*** Dataset entries ***

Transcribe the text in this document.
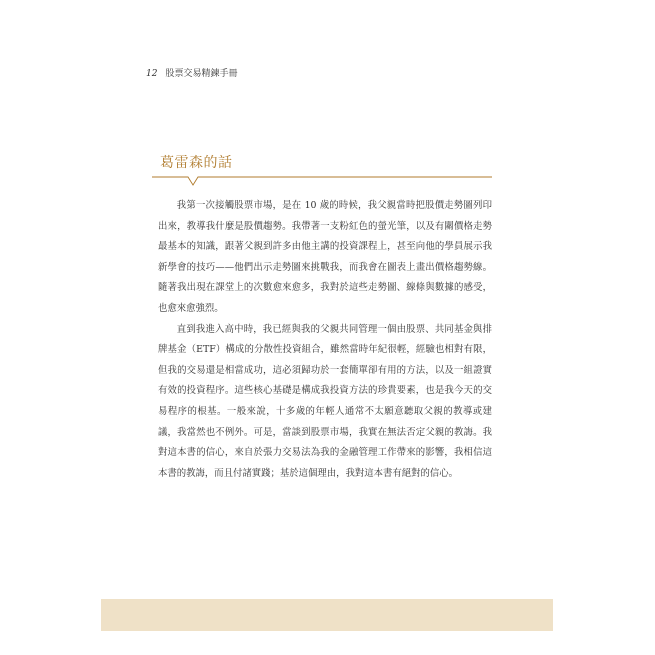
12 股票交易精鍊手冊
葛雷森的話

我第一次接觸股票市場，是在 10 歲的時候，我父親當時把股價走勢圖列印出來，教導我什麼是股價趨勢。我帶著一支粉紅色的螢光筆，以及有關價格走勢最基本的知識，跟著父親到許多由他主講的投資課程上，甚至向他的學員展示我新學會的技巧——他們出示走勢圖來挑戰我，而我會在圖表上畫出價格趨勢線。隨著我出現在課堂上的次數愈來愈多，我對於這些走勢圖、線條與數據的感受，也愈來愈強烈。

直到我進入高中時，我已經與我的父親共同管理一個由股票、共同基金與排牌基金（ETF）構成的分散性投資組合，雖然當時年紀很輕，經驗也相對有限，但我的交易還是相當成功，這必須歸功於一套簡單卻有用的方法，以及一組證實有效的投資程序。這些核心基礎是構成我投資方法的珍貴要素，也是我今天的交易程序的根基。一般來說，十多歲的年輕人通常不太願意聽取父親的教導或建議，我當然也不例外。可是，當談到股票市場，我實在無法否定父親的教誨。我對這本書的信心，來自於張力交易法為我的金融管理工作帶來的影響，我相信這本書的教誨，而且付諸實踐；基於這個理由，我對這本書有絕對的信心。
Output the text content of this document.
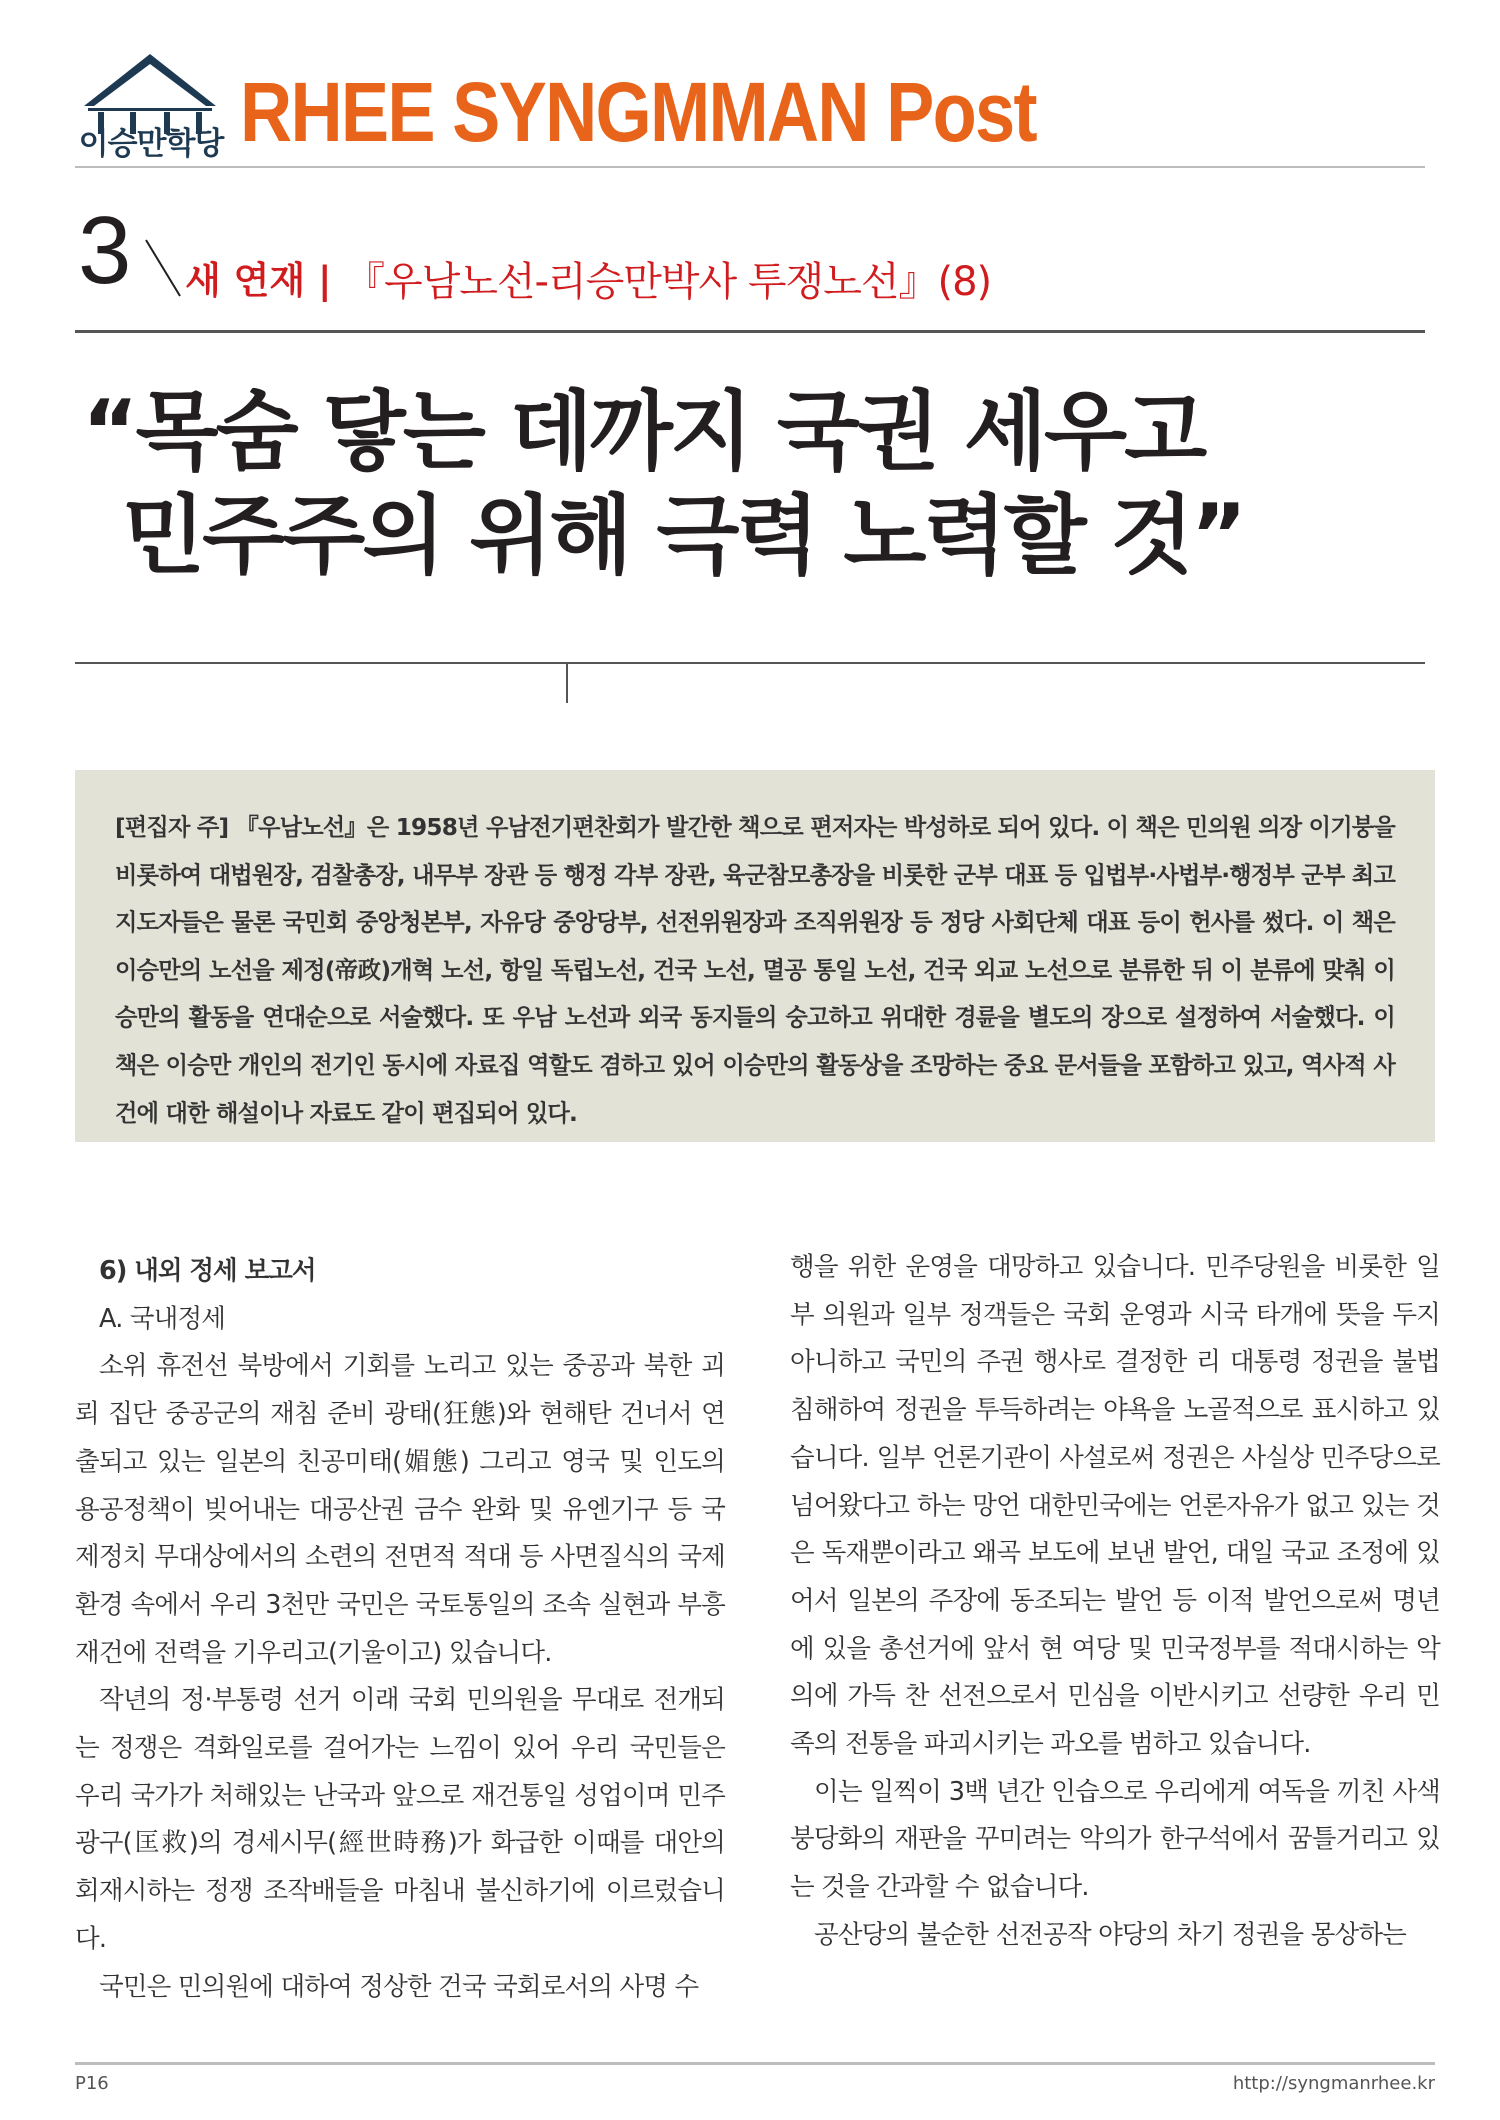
이승만학당 RHEE SYNGMMAN Post
3 새 연재 | 『우남노선-리승만박사 투쟁노선』(8)
“목숨 닿는 데까지 국권 세우고
민주주의 위해 극력 노력할 것”
[편집자 주] 『우남노선』은 1958년 우남전기편찬회가 발간한 책으로 편저자는 박성하로 되어 있다. 이 책은 민의원 의장 이기붕을 비롯하여 대법원장, 검찰총장, 내무부 장관 등 행정 각부 장관, 육군참모총장을 비롯한 군부 대표 등 입법부·사법부·행정부 군부 최고 지도자들은 물론 국민회 중앙청본부, 자유당 중앙당부, 선전위원장과 조직위원장 등 정당 사회단체 대표 등이 헌사를 썼다. 이 책은 이승만의 노선을 제정(帝政)개혁 노선, 항일 독립노선, 건국 노선, 멸공 통일 노선, 건국 외교 노선으로 분류한 뒤 이 분류에 맞춰 이승만의 활동을 연대순으로 서술했다. 또 우남 노선과 외국 동지들의 숭고하고 위대한 경륜을 별도의 장으로 설정하여 서술했다. 이 책은 이승만 개인의 전기인 동시에 자료집 역할도 겸하고 있어 이승만의 활동상을 조망하는 중요 문서들을 포함하고 있고, 역사적 사건에 대한 해설이나 자료도 같이 편집되어 있다.

6) 내외 정세 보고서

A. 국내정세

소위 휴전선 북방에서 기회를 노리고 있는 중공과 북한 괴뢰 집단 중공군의 재침 준비 광태(狂態)와 현해탄 건너서 연출되고 있는 일본의 친공미태(媚態) 그리고 영국 및 인도의 용공정책이 빚어내는 대공산권 금수 완화 및 유엔기구 등 국제정치 무대상에서의 소련의 전면적 적대 등 사면질식의 국제환경 속에서 우리 3천만 국민은 국토통일의 조속 실현과 부흥 재건에 전력을 기우리고(기울이고) 있습니다.

작년의 정·부통령 선거 이래 국회 민의원을 무대로 전개되는 정쟁은 격화일로를 걸어가는 느낌이 있어 우리 국민들은 우리 국가가 처해있는 난국과 앞으로 재건통일 성업이며 민주광구(匡救)의 경세시무(經世時務)가 화급한 이때를 대안의 회재시하는 정쟁 조작배들을 마침내 불신하기에 이르렀습니다.

국민은 민의원에 대하여 정상한 건국 국회로서의 사명 수

행을 위한 운영을 대망하고 있습니다. 민주당원을 비롯한 일부 의원과 일부 정객들은 국회 운영과 시국 타개에 뜻을 두지 아니하고 국민의 주권 행사로 결정한 리 대통령 정권을 불법 침해하여 정권을 투득하려는 야욕을 노골적으로 표시하고 있습니다. 일부 언론기관이 사설로써 정권은 사실상 민주당으로 넘어왔다고 하는 망언 대한민국에는 언론자유가 없고 있는 것은 독재뿐이라고 왜곡 보도에 보낸 발언, 대일 국교 조정에 있어서 일본의 주장에 동조되는 발언 등 이적 발언으로써 명년에 있을 총선거에 앞서 현 여당 및 민국정부를 적대시하는 악의에 가득 찬 선전으로서 민심을 이반시키고 선량한 우리 민족의 전통을 파괴시키는 과오를 범하고 있습니다.

이는 일찍이 3백 년간 인습으로 우리에게 여독을 끼친 사색 붕당화의 재판을 꾸미려는 악의가 한구석에서 꿈틀거리고 있는 것을 간과할 수 없습니다.

공산당의 불순한 선전공작 야당의 차기 정권을 몽상하는

P16	http://syngmanrhee.kr
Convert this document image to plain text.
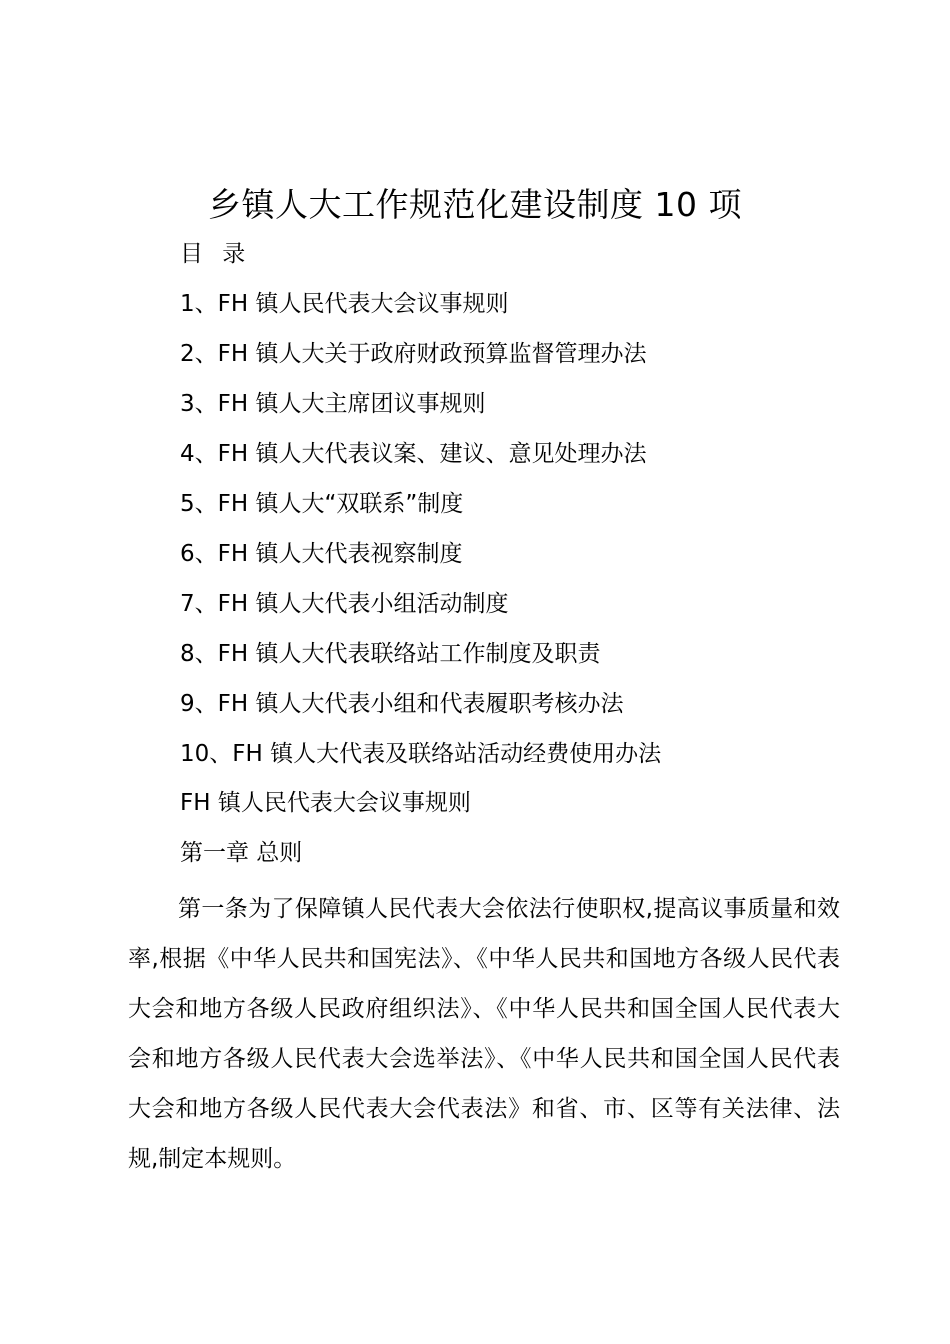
乡镇人大工作规范化建设制度 10 项

目 录

1、FH 镇人民代表大会议事规则

2、FH 镇人大关于政府财政预算监督管理办法

3、FH 镇人大主席团议事规则

4、FH 镇人大代表议案、建议、意见处理办法

5、FH 镇人大“双联系”制度

6、FH 镇人大代表视察制度

7、FH 镇人大代表小组活动制度

8、FH 镇人大代表联络站工作制度及职责

9、FH 镇人大代表小组和代表履职考核办法

10、FH 镇人大代表及联络站活动经费使用办法

FH 镇人民代表大会议事规则

第一章 总则

第一条为了保障镇人民代表大会依法行使职权,提高议事质量和效率,根据《中华人民共和国宪法》、《中华人民共和国地方各级人民代表大会和地方各级人民政府组织法》、《中华人民共和国全国人民代表大会和地方各级人民代表大会选举法》、《中华人民共和国全国人民代表大会和地方各级人民代表大会代表法》和省、市、区等有关法律、法规,制定本规则。
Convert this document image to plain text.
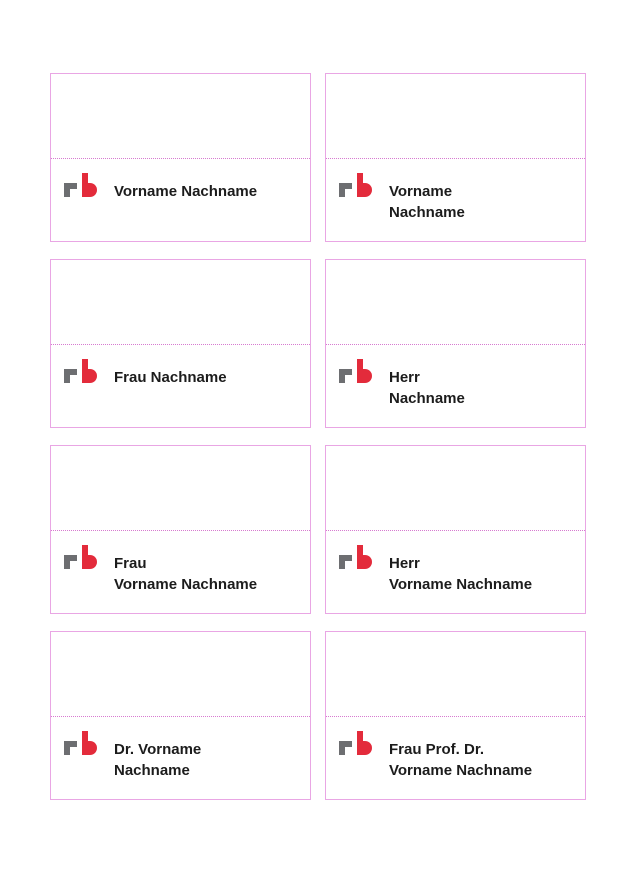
Vorname Nachname	Vorname
Nachname
Frau Nachname	Herr
Nachname
Frau
Vorname Nachname
Herr
Vorname Nachname
Dr. Vorname
Nachname
Frau Prof. Dr.
Vorname Nachname
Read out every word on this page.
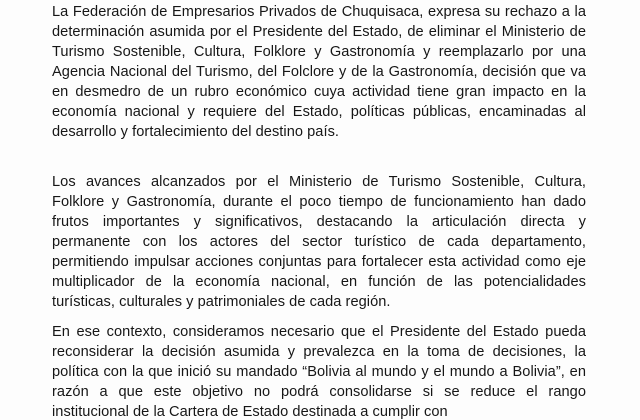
La Federación de Empresarios Privados de Chuquisaca, expresa su rechazo a la determinación asumida por el Presidente del Estado, de eliminar el Ministerio de Turismo Sostenible, Cultura, Folklore y Gastronomía y reemplazarlo por una Agencia Nacional del Turismo, del Folclore y de la Gastronomía, decisión que va en desmedro de un rubro económico cuya actividad tiene gran impacto en la economía nacional y requiere del Estado, políticas públicas, encaminadas al desarrollo y fortalecimiento del destino país.

Los avances alcanzados por el Ministerio de Turismo Sostenible, Cultura, Folklore y Gastronomía, durante el poco tiempo de funcionamiento han dado frutos importantes y significativos, destacando la articulación directa y permanente con los actores del sector turístico de cada departamento, permitiendo impulsar acciones conjuntas para fortalecer esta actividad como eje multiplicador de la economía nacional, en función de las potencialidades turísticas, culturales y patrimoniales de cada región.

En ese contexto, consideramos necesario que el Presidente del Estado pueda reconsiderar la decisión asumida y prevalezca en la toma de decisiones, la política con la que inició su mandado “Bolivia al mundo y el mundo a Bolivia”, en razón a que este objetivo no podrá consolidarse si se reduce el rango institucional de la Cartera de Estado destinada a cumplir con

***

*Requirements:* Exclude all images and restate the records above word for word.

*Answer:*
Transcribe the text in this document.
12 股票交易精鍊手冊
葛雷森的話

我第一次接觸股票市場，是在 10 歲的時候，我父親當時把股價走勢圖列印出來，教導我什麼是股價趨勢。我帶著一支粉紅色的螢光筆，以及有關價格走勢最基本的知識，跟著父親到許多由他主講的投資課程上，甚至向他的學員展示我新學會的技巧——他們出示走勢圖來挑戰我，而我會在圖表上畫出價格趨勢線。隨著我出現在課堂上的次數愈來愈多，我對於這些走勢圖、線條與數據的感受，也愈來愈強烈。

直到我進入高中時，我已經與我的父親共同管理一個由股票、共同基金與排牌基金（ETF）構成的分散性投資組合，雖然當時年紀很輕，經驗也相對有限，但我的交易還是相當成功，這必須歸功於一套簡單卻有用的方法，以及一組證實有效的投資程序。這些核心基礎是構成我投資方法的珍貴要素，也是我今天的交易程序的根基。一般來說，十多歲的年輕人通常不太願意聽取父親的教導或建議，我當然也不例外。可是，當談到股票市場，我實在無法否定父親的教誨。我對這本書的信心，來自於張力交易法為我的金融管理工作帶來的影響，我相信這本書的教誨，而且付諸實踐；基於這個理由，我對這本書有絕對的信心。
Output the text content of this document.
이승만학당 RHEE SYNGMMAN Post
3 새 연재 | 『우남노선-리승만박사 투쟁노선』(8)
“목숨 닿는 데까지 국권 세우고
민주주의 위해 극력 노력할 것”
[편집자 주] 『우남노선』은 1958년 우남전기편찬회가 발간한 책으로 편저자는 박성하로 되어 있다. 이 책은 민의원 의장 이기붕을 비롯하여 대법원장, 검찰총장, 내무부 장관 등 행정 각부 장관, 육군참모총장을 비롯한 군부 대표 등 입법부·사법부·행정부 군부 최고 지도자들은 물론 국민회 중앙청본부, 자유당 중앙당부, 선전위원장과 조직위원장 등 정당 사회단체 대표 등이 헌사를 썼다. 이 책은 이승만의 노선을 제정(帝政)개혁 노선, 항일 독립노선, 건국 노선, 멸공 통일 노선, 건국 외교 노선으로 분류한 뒤 이 분류에 맞춰 이승만의 활동을 연대순으로 서술했다. 또 우남 노선과 외국 동지들의 숭고하고 위대한 경륜을 별도의 장으로 설정하여 서술했다. 이 책은 이승만 개인의 전기인 동시에 자료집 역할도 겸하고 있어 이승만의 활동상을 조망하는 중요 문서들을 포함하고 있고, 역사적 사건에 대한 해설이나 자료도 같이 편집되어 있다.

6) 내외 정세 보고서

A. 국내정세

소위 휴전선 북방에서 기회를 노리고 있는 중공과 북한 괴뢰 집단 중공군의 재침 준비 광태(狂態)와 현해탄 건너서 연출되고 있는 일본의 친공미태(媚態) 그리고 영국 및 인도의 용공정책이 빚어내는 대공산권 금수 완화 및 유엔기구 등 국제정치 무대상에서의 소련의 전면적 적대 등 사면질식의 국제환경 속에서 우리 3천만 국민은 국토통일의 조속 실현과 부흥 재건에 전력을 기우리고(기울이고) 있습니다.

작년의 정·부통령 선거 이래 국회 민의원을 무대로 전개되는 정쟁은 격화일로를 걸어가는 느낌이 있어 우리 국민들은 우리 국가가 처해있는 난국과 앞으로 재건통일 성업이며 민주광구(匡救)의 경세시무(經世時務)가 화급한 이때를 대안의 회재시하는 정쟁 조작배들을 마침내 불신하기에 이르렀습니다.

국민은 민의원에 대하여 정상한 건국 국회로서의 사명 수

행을 위한 운영을 대망하고 있습니다. 민주당원을 비롯한 일부 의원과 일부 정객들은 국회 운영과 시국 타개에 뜻을 두지 아니하고 국민의 주권 행사로 결정한 리 대통령 정권을 불법 침해하여 정권을 투득하려는 야욕을 노골적으로 표시하고 있습니다. 일부 언론기관이 사설로써 정권은 사실상 민주당으로 넘어왔다고 하는 망언 대한민국에는 언론자유가 없고 있는 것은 독재뿐이라고 왜곡 보도에 보낸 발언, 대일 국교 조정에 있어서 일본의 주장에 동조되는 발언 등 이적 발언으로써 명년에 있을 총선거에 앞서 현 여당 및 민국정부를 적대시하는 악의에 가득 찬 선전으로서 민심을 이반시키고 선량한 우리 민족의 전통을 파괴시키는 과오를 범하고 있습니다.

이는 일찍이 3백 년간 인습으로 우리에게 여독을 끼친 사색 붕당화의 재판을 꾸미려는 악의가 한구석에서 꿈틀거리고 있는 것을 간과할 수 없습니다.

공산당의 불순한 선전공작 야당의 차기 정권을 몽상하는

P16	http://syngmanrhee.kr
Convert this document image to plain text.
乡镇人大工作规范化建设制度 10 项

目 录

1、FH 镇人民代表大会议事规则

2、FH 镇人大关于政府财政预算监督管理办法

3、FH 镇人大主席团议事规则

4、FH 镇人大代表议案、建议、意见处理办法

5、FH 镇人大“双联系”制度

6、FH 镇人大代表视察制度

7、FH 镇人大代表小组活动制度

8、FH 镇人大代表联络站工作制度及职责

9、FH 镇人大代表小组和代表履职考核办法

10、FH 镇人大代表及联络站活动经费使用办法

FH 镇人民代表大会议事规则

第一章 总则

第一条为了保障镇人民代表大会依法行使职权,提高议事质量和效率,根据《中华人民共和国宪法》、《中华人民共和国地方各级人民代表大会和地方各级人民政府组织法》、《中华人民共和国全国人民代表大会和地方各级人民代表大会选举法》、《中华人民共和国全国人民代表大会和地方各级人民代表大会代表法》和省、市、区等有关法律、法规,制定本规则。
Convert this document image to plain text.
Vorname Nachname	Vorname
Nachname
Frau Nachname	Herr
Nachname
Frau
Vorname Nachname
Herr
Vorname Nachname
Dr. Vorname
Nachname
Frau Prof. Dr.
Vorname Nachname
Read out every word on this page.
La Federación de Empresarios Privados de Chuquisaca, expresa su rechazo a la determinación asumida por el Presidente del Estado, de eliminar el Ministerio de Turismo Sostenible, Cultura, Folklore y Gastronomía y reemplazarlo por una Agencia Nacional del Turismo, del Folclore y de la Gastronomía, decisión que va en desmedro de un rubro económico cuya actividad tiene gran impacto en la economía nacional y requiere del Estado, políticas públicas, encaminadas al desarrollo y fortalecimiento del destino país.

Los avances alcanzados por el Ministerio de Turismo Sostenible, Cultura, Folklore y Gastronomía, durante el poco tiempo de funcionamiento han dado frutos importantes y significativos, destacando la articulación directa y permanente con los actores del sector turístico de cada departamento, permitiendo impulsar acciones conjuntas para fortalecer esta actividad como eje multiplicador de la economía nacional, en función de las potencialidades turísticas, culturales y patrimoniales de cada región.

En ese contexto, consideramos necesario que el Presidente del Estado pueda reconsiderar la decisión asumida y prevalezca en la toma de decisiones, la política con la que inició su mandado “Bolivia al mundo y el mundo a Bolivia”, en razón a que este objetivo no podrá consolidarse si se reduce el rango institucional de la Cartera de Estado destinada a cumplir con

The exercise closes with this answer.